> [Work request]: Return the data verbatim, without pictures.
START Data for this task
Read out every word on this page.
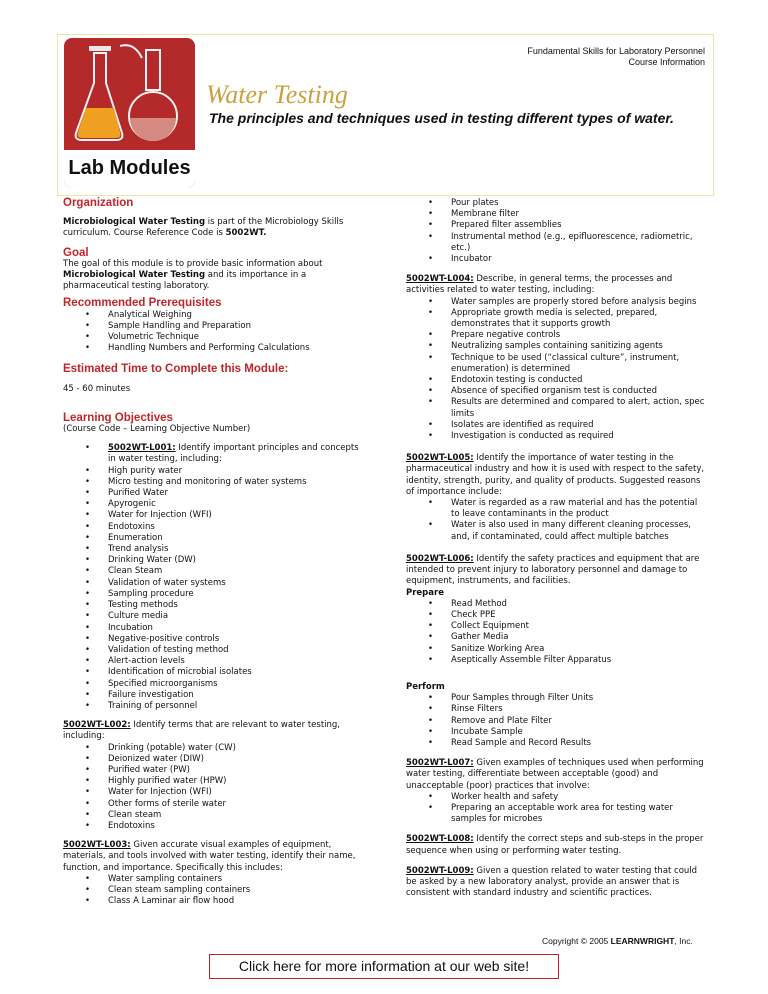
Lab Modules
Fundamental Skills for Laboratory Personnel
Course Information
Water Testing
The principles and techniques used in testing different types of water.
Organization

Microbiological Water Testing is part of the Microbiology Skills curriculum. Course Reference Code is 5002WT.

Goal

The goal of this module is to provide basic information about Microbiological Water Testing and its importance in a pharmaceutical testing laboratory.

Recommended Prerequisites
• Analytical Weighing
• Sample Handling and Preparation
• Volumetric Technique
• Handling Numbers and Performing Calculations
Estimated Time to Complete this Module:

45 - 60 minutes

Learning Objectives

(Course Code – Learning Objective Number)

• 5002WT-L001: Identify important principles and concepts in water testing, including:
• High purity water
• Micro testing and monitoring of water systems
• Purified Water
• Apyrogenic
• Water for Injection (WFI)
• Endotoxins
• Enumeration
• Trend analysis
• Drinking Water (DW)
• Clean Steam
• Validation of water systems
• Sampling procedure
• Testing methods
• Culture media
• Incubation
• Negative-positive controls
• Validation of testing method
• Alert-action levels
• Identification of microbial isolates
• Specified microorganisms
• Failure investigation
• Training of personnel

5002WT-L002: Identify terms that are relevant to water testing, including:

• Drinking (potable) water (CW)
• Deionized water (DIW)
• Purified water (PW)
• Highly purified water (HPW)
• Water for Injection (WFI)
• Other forms of sterile water
• Clean steam
• Endotoxins

5002WT-L003: Given accurate visual examples of equipment, materials, and tools involved with water testing, identify their name, function, and importance. Specifically this includes:

• Water sampling containers
• Clean steam sampling containers
• Class A Laminar air flow hood
• Pour plates
• Membrane filter
• Prepared filter assemblies
• Instrumental method (e.g., epifluorescence, radiometric, etc.)
• Incubator

5002WT-L004: Describe, in general terms, the processes and activities related to water testing, including:

• Water samples are properly stored before analysis begins
• Appropriate growth media is selected, prepared, demonstrates that it supports growth
• Prepare negative controls
• Neutralizing samples containing sanitizing agents
• Technique to be used (“classical culture”, instrument, enumeration) is determined
• Endotoxin testing is conducted
• Absence of specified organism test is conducted
• Results are determined and compared to alert, action, spec limits
• Isolates are identified as required
• Investigation is conducted as required

5002WT-L005: Identify the importance of water testing in the pharmaceutical industry and how it is used with respect to the safety, identity, strength, purity, and quality of products. Suggested reasons of importance include:

• Water is regarded as a raw material and has the potential to leave contaminants in the product
• Water is also used in many different cleaning processes, and, if contaminated, could affect multiple batches

5002WT-L006: Identify the safety practices and equipment that are intended to prevent injury to laboratory personnel and damage to equipment, instruments, and facilities.

Prepare

• Read Method
• Check PPE
• Collect Equipment
• Gather Media
• Sanitize Working Area
• Aseptically Assemble Filter Apparatus

Perform

• Pour Samples through Filter Units
• Rinse Filters
• Remove and Plate Filter
• Incubate Sample
• Read Sample and Record Results

5002WT-L007: Given examples of techniques used when performing water testing, differentiate between acceptable (good) and unacceptable (poor) practices that involve:

• Worker health and safety
• Preparing an acceptable work area for testing water samples for microbes

5002WT-L008: Identify the correct steps and sub-steps in the proper sequence when using or performing water testing.

5002WT-L009: Given a question related to water testing that could be asked by a new laboratory analyst, provide an answer that is consistent with standard industry and scientific practices.

Copyright © 2005 LEARNWRIGHT, Inc.
Click here for more information at our web site!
END Data for this task
> [Response to this exercise]:
Read out every word on this page.
Lab Modules
Fundamental Skills for Laboratory Personnel
Course Information
Water Testing
The principles and techniques used in testing different types of water.
Organization

Microbiological Water Testing is part of the Microbiology Skills curriculum. Course Reference Code is 5002WT.

Goal

The goal of this module is to provide basic information about Microbiological Water Testing and its importance in a pharmaceutical testing laboratory.

Recommended Prerequisites
• Analytical Weighing
• Sample Handling and Preparation
• Volumetric Technique
• Handling Numbers and Performing Calculations
Estimated Time to Complete this Module:

45 - 60 minutes

Learning Objectives

(Course Code – Learning Objective Number)

• 5002WT-L001: Identify important principles and concepts in water testing, including:
• High purity water
• Micro testing and monitoring of water systems
• Purified Water
• Apyrogenic
• Water for Injection (WFI)
• Endotoxins
• Enumeration
• Trend analysis
• Drinking Water (DW)
• Clean Steam
• Validation of water systems
• Sampling procedure
• Testing methods
• Culture media
• Incubation
• Negative-positive controls
• Validation of testing method
• Alert-action levels
• Identification of microbial isolates
• Specified microorganisms
• Failure investigation
• Training of personnel

5002WT-L002: Identify terms that are relevant to water testing, including:

• Drinking (potable) water (CW)
• Deionized water (DIW)
• Purified water (PW)
• Highly purified water (HPW)
• Water for Injection (WFI)
• Other forms of sterile water
• Clean steam
• Endotoxins

5002WT-L003: Given accurate visual examples of equipment, materials, and tools involved with water testing, identify their name, function, and importance. Specifically this includes:

• Water sampling containers
• Clean steam sampling containers
• Class A Laminar air flow hood
• Pour plates
• Membrane filter
• Prepared filter assemblies
• Instrumental method (e.g., epifluorescence, radiometric, etc.)
• Incubator

5002WT-L004: Describe, in general terms, the processes and activities related to water testing, including:

• Water samples are properly stored before analysis begins
• Appropriate growth media is selected, prepared, demonstrates that it supports growth
• Prepare negative controls
• Neutralizing samples containing sanitizing agents
• Technique to be used (“classical culture”, instrument, enumeration) is determined
• Endotoxin testing is conducted
• Absence of specified organism test is conducted
• Results are determined and compared to alert, action, spec limits
• Isolates are identified as required
• Investigation is conducted as required

5002WT-L005: Identify the importance of water testing in the pharmaceutical industry and how it is used with respect to the safety, identity, strength, purity, and quality of products. Suggested reasons of importance include:

• Water is regarded as a raw material and has the potential to leave contaminants in the product
• Water is also used in many different cleaning processes, and, if contaminated, could affect multiple batches

5002WT-L006: Identify the safety practices and equipment that are intended to prevent injury to laboratory personnel and damage to equipment, instruments, and facilities.

Prepare

• Read Method
• Check PPE
• Collect Equipment
• Gather Media
• Sanitize Working Area
• Aseptically Assemble Filter Apparatus

Perform

• Pour Samples through Filter Units
• Rinse Filters
• Remove and Plate Filter
• Incubate Sample
• Read Sample and Record Results

5002WT-L007: Given examples of techniques used when performing water testing, differentiate between acceptable (good) and unacceptable (poor) practices that involve:

• Worker health and safety
• Preparing an acceptable work area for testing water samples for microbes

5002WT-L008: Identify the correct steps and sub-steps in the proper sequence when using or performing water testing.

5002WT-L009: Given a question related to water testing that could be asked by a new laboratory analyst, provide an answer that is consistent with standard industry and scientific practices.

Copyright © 2005 LEARNWRIGHT, Inc.
Click here for more information at our web site!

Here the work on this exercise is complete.